[Исходный текст]:
********************

Вероятно, и сюда не так уж редко заходят «чужие», не иностранцы, но из других кварталов. Но в более отдаленных кварталах, где-нибудь близ Гамбетта или Ла-Виллет (ни галстуков-бабочек, ни черных жилеток), незнакомых, а тем более иностранцев (их узнают, даже если те молчат) воспринимают как гостей, пришедших без приглашения. И не то чтобы невежливо или неприветливо, но с растерянной настороженностью и искренне удивляются, когда эти чужие говорят на их языке, спрашивают бокал бордо и выпивают его у стойки – словом, не нарушают принятых здесь кодов (разве что самую малость), хотя и владеют ими. Входя в такое кафе, хочется извиниться, но через минуту-две вас перестанут замечать, или, сами того не заметив, вы вступите в разговор или станете его безмолвным участником.
Сколько таких встреч, по-настоящему счастливых, «остановленных» минут удалось нам прожить в скромнейших заведениях Менильмонтана или где-нибудь в Бют-о-Кай, где нет никаких решительно достопримечательностей, да и туристов не встретишь. Такие события (и не события вовсе, просто какие-то искорки жизни) почему-то запоминаются едва ли не навсегда.
Горячая от весеннего солнца улица Лекурба казалась, да и была, наверное, совершенно пуста. Так случается по воскресеньям в хорошую погоду. Заперты двери брассри и кафе, нет на тротуарах столиков, закрыты маленькие и большие магазины, парижане уехали за город или попрятались по домам, переваривая в семейном кругу обильный воскресный завтрак. Закрыт Париж, как двери его кафе…
И все же одно кафе нашлось на пустынной, задремавшей под солнцем улице Лекурба. Тоже почти пустое, прохладное и чистое, спокойное и приветливое. Хозяину помогают завсегдатаи, по-воскресному неторопливые и меланхолические. Устав от однообразных и незнакомых улиц, я спросил, как выйти к станции метро «Конвансьон». Все заулыбались, довольные, что могут помочь старательно говорящему на их языке иностранцу. И потом, пока мы мирно допивали перье (стоившее здесь вдвое дешевле, чем в обычных кафе), на нас поглядывали с удовольствием, как на заблудившихся чудаков, которых удалось вытащить из беды.
Почему-то такие сюжеты запоминаются, как картинки детства.
Сидящему за столиком кафе ведома блаженная власть над временем. Можно читать, писать, думать, наконец предаваться чисто парижскому занятию – regarder passer les oies, разглядывать всегда забавных со стороны людей, проходящих мимо или сидящих за столиками. Неторопливо, даже чуть сонно тянется жизнь в кафе. Завсегдатаи иногда вспоминают, что у них есть какие-то иные занятия, и куда-то (ненадолго) расходятся, пишут что-то на маленьких ноутбуках студенты, кто-то читает, опоздавшие к завтраку иностранцы едят омлеты, салаты, крок-мадам и прочие обыденные парижские вкусности. И непременные старенькие подружки, coccinelles, забывая о стынущем кофе, трогательно сплетничают на том изящном уходящем французском языке, которому их учили в школе полвека назад.

********************

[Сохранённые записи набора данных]
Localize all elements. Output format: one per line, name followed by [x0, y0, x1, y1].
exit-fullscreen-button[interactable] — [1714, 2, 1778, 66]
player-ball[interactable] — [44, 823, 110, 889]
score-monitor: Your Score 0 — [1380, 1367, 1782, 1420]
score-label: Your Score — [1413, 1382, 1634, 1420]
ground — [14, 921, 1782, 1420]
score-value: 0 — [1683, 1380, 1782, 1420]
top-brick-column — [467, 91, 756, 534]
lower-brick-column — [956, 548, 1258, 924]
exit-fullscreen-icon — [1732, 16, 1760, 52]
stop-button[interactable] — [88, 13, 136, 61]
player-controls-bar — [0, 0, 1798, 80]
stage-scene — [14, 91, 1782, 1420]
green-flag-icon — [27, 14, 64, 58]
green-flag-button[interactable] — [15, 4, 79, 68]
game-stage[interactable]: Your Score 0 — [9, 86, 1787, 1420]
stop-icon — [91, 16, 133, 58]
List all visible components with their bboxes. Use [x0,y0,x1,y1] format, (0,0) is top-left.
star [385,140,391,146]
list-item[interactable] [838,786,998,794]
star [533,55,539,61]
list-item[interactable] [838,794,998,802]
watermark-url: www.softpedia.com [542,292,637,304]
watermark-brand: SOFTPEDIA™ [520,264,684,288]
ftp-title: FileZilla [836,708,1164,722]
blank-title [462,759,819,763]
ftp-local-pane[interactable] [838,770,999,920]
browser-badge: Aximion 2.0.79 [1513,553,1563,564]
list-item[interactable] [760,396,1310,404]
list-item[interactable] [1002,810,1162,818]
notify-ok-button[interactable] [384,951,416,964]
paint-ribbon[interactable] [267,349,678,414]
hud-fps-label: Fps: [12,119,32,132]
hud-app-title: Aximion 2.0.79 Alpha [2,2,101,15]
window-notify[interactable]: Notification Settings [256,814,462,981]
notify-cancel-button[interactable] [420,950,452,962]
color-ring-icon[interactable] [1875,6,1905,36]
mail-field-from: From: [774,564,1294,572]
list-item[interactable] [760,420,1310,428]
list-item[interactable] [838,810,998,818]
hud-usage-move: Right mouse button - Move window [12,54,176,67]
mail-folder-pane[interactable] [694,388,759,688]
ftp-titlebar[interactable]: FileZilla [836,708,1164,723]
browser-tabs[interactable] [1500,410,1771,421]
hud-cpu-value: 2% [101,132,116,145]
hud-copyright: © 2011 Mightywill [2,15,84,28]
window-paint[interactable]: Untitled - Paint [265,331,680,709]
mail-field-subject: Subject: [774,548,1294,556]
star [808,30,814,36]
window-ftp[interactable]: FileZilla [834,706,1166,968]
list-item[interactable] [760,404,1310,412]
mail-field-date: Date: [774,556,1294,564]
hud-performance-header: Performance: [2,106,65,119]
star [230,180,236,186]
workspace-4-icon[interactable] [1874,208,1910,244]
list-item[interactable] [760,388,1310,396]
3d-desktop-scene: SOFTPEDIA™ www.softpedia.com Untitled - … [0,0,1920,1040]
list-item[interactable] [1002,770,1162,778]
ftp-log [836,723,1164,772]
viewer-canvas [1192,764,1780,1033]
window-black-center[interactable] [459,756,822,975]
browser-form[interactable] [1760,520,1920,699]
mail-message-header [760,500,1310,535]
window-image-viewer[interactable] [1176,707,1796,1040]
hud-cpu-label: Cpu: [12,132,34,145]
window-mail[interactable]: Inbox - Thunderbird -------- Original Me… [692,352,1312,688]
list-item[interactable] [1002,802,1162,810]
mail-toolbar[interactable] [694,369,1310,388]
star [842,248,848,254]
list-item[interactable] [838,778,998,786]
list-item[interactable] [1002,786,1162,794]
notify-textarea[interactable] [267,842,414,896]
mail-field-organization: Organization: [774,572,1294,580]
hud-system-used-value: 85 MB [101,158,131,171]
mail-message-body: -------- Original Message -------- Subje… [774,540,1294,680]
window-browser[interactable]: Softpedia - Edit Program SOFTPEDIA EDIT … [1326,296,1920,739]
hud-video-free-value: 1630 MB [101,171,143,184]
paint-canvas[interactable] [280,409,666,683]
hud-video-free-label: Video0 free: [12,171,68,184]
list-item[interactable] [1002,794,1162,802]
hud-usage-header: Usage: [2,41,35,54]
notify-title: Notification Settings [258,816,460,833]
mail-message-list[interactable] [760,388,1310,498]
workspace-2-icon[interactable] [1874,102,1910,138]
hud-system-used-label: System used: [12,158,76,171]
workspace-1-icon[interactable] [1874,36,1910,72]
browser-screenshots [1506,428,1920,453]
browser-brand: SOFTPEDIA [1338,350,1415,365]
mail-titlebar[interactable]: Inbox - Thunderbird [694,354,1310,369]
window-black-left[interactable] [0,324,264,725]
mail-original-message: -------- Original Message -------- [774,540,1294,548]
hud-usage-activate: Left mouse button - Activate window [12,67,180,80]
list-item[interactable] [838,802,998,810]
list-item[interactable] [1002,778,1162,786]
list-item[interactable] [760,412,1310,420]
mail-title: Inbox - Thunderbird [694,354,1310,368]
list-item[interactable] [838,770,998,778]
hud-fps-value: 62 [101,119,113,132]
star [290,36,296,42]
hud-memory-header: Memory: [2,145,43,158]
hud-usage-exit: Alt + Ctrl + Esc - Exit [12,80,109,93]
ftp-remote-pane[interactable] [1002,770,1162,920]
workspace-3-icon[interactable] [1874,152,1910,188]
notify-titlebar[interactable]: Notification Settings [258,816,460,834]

********************

[Короткая задача]:
Ответьте, пожалуйста, на вопросы по тексту о парижских кафе:
(a) Что, по тексту, заказывают у стойки чужие, которые говорят на языке местных?
(b) К какой станции метро спрашивают дорогу в кафе на улице Лекурба?
(c) Сколько лет назад старенькие подружки учили французский язык в школе?

[Ответ на задачу]:
(a) Бокал бордо.
(b) К станции «Конвансьон».
(c) Полвека назад.